▶ [TRAVAIL DEMANDÉ]
#1 D'après le texte sur la loi britannique relative à l'immigration, à partir de quand les avions charters décolleront-ils de Londres en direction de Kigali ?
#2 Mettez à jour le passage du texte sur la loi britannique relative à l'immigration commençant par « Pourquoi le Rwanda » et se terminant par « équivalent en Europe. », en remplaçant « centres de rétention » par « centres d'hébergement ».
#3 Rédigez la suite du texte sur la loi britannique relative à l'immigration, en reprenant après sa dernière phrase.

▶ [TEXTE SOURCE]
+++

Des migrants traversent la Manche, le 5 avril, à bord d’un bateau pneumatique en direction de Douvres, sur la côte sud de l’Angleterre.
BEN STANSALL / AFP Des migrants traversent la Manche, le 5 avril, à bord d’un bateau pneumatique en direction de Douvres, sur la côte sud de l’Angleterre.

INTERNATIONAL - « Nous expulserons les migrants vers le Rwanda jusqu’à ce que les traversées par bateau s’arrêtent. » Ce sont les premiers mots du Premier ministre Britannique, Rishi Sunak, après l’adoption dans la nuit du lundi 22 au mardi 23 avril d’un projet de loi qui prévoit de renvoyer les demandeurs d’asile entrés illégalement au Royaume-Uni vers ce petit pays d’Afrique de l’Est.

Pourquoi le Rwanda est si satisfait de la loi britannique sur l’immigration que Rishi Sunak a fait voter

Dès la mi-juillet, des « avions charters » décolleront de Londres, direction Kigali, avec plusieurs dizaines de personnes à leur bord. Une fois arrivés au Rwanda, les exilés seront placés dans des centres de rétention le temps que leur demande d’asile soit examinée. Quelle que soit l’issue, ils ne pourront pas revenir au Royaume-Uni, qui compte sur l’effet dissuasif d’une mesure sans équivalent en Europe.

+++

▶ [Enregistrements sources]
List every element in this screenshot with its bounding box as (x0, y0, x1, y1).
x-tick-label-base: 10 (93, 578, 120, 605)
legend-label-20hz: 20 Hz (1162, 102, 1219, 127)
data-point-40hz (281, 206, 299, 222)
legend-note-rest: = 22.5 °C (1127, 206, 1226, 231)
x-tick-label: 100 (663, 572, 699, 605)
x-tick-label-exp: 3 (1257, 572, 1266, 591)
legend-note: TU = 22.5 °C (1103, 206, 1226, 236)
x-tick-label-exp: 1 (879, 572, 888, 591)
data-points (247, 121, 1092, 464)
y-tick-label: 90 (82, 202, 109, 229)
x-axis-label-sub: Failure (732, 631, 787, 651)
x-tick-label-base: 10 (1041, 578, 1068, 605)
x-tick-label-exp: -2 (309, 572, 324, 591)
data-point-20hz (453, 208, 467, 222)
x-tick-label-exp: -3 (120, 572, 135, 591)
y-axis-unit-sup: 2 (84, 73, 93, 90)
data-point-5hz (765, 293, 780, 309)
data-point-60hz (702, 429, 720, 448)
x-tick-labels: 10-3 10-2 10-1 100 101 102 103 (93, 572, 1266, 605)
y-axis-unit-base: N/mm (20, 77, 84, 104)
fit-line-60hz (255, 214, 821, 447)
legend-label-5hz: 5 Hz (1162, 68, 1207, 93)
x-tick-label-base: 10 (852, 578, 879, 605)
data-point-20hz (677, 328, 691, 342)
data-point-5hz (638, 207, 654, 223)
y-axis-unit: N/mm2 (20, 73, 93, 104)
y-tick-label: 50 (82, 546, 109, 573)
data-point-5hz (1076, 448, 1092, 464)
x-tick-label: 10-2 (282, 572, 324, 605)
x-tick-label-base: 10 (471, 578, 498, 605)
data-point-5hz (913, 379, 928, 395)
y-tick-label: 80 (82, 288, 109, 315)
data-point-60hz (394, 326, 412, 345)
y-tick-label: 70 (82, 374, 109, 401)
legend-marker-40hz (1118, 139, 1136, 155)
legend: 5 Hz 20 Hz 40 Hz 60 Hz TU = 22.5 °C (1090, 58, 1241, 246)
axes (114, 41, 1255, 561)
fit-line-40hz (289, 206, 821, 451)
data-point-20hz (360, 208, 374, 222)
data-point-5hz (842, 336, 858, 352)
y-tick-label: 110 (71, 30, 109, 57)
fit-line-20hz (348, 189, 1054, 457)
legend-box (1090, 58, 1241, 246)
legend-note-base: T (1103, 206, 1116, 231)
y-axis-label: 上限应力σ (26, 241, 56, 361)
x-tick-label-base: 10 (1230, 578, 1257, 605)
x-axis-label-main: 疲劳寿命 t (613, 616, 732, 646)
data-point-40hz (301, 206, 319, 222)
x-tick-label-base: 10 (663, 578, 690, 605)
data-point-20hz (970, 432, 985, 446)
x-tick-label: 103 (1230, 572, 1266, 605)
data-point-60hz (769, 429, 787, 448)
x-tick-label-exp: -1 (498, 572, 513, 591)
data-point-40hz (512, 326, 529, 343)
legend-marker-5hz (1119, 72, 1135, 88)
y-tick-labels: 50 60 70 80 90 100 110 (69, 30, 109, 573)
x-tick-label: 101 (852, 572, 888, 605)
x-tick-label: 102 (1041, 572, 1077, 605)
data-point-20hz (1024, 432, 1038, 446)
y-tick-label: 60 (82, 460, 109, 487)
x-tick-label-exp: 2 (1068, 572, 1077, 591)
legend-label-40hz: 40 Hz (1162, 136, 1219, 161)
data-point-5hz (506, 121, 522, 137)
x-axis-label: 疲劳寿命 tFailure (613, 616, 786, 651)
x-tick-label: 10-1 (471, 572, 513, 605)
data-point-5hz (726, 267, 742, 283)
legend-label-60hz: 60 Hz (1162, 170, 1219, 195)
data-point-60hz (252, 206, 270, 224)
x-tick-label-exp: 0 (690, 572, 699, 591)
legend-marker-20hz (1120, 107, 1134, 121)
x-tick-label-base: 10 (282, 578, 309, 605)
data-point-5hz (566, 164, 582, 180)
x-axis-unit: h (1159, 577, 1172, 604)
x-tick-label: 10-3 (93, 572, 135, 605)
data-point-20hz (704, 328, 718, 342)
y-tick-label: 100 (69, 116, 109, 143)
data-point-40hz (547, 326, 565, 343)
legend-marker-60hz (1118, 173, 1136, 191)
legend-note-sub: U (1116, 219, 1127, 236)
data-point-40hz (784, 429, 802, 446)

+++

▶ [VOS RÉPONSES RÉDIGÉES]
#1 Dès la mi-juillet.

#2
Pourquoi le Rwanda est si satisfait de la loi britannique sur l’immigration que Rishi Sunak a fait voter

Dès la mi-juillet, des « avions charters » décolleront de Londres, direction Kigali, avec plusieurs dizaines de personnes à leur bord. Une fois arrivés au Rwanda, les exilés seront placés dans des centres d'hébergement le temps que leur demande d’asile soit examinée. Quelle que soit l’issue, ils ne pourront pas revenir au Royaume-Uni, qui compte sur l’effet dissuasif d’une mesure sans équivalent en Europe.

#3
Cet exil forcé inquiète au plus haut point les associations humanitaires, à l’instar d’Amnesty International France qui a dénoncé mardi par la voix de son président « une infamie sans nom » qui « repose sur un mensonge, celui de considérer le Rwanda comme un pays sûr pour les droits humains », au micro de franceinfo. Une crainte partagée au HuffPost par Olivier Ternisien, coprésident de l’association Osmose 62, qui vient en aide aux demandeurs d’asile dans le Pas-de-Calais, depuis août 2022.

Le HuffPost : Comment l’adoption de ce projet de loi britannique sur l’immigration a-t-elle été accueillie dans les campements de migrants du Pas-de-Calais ?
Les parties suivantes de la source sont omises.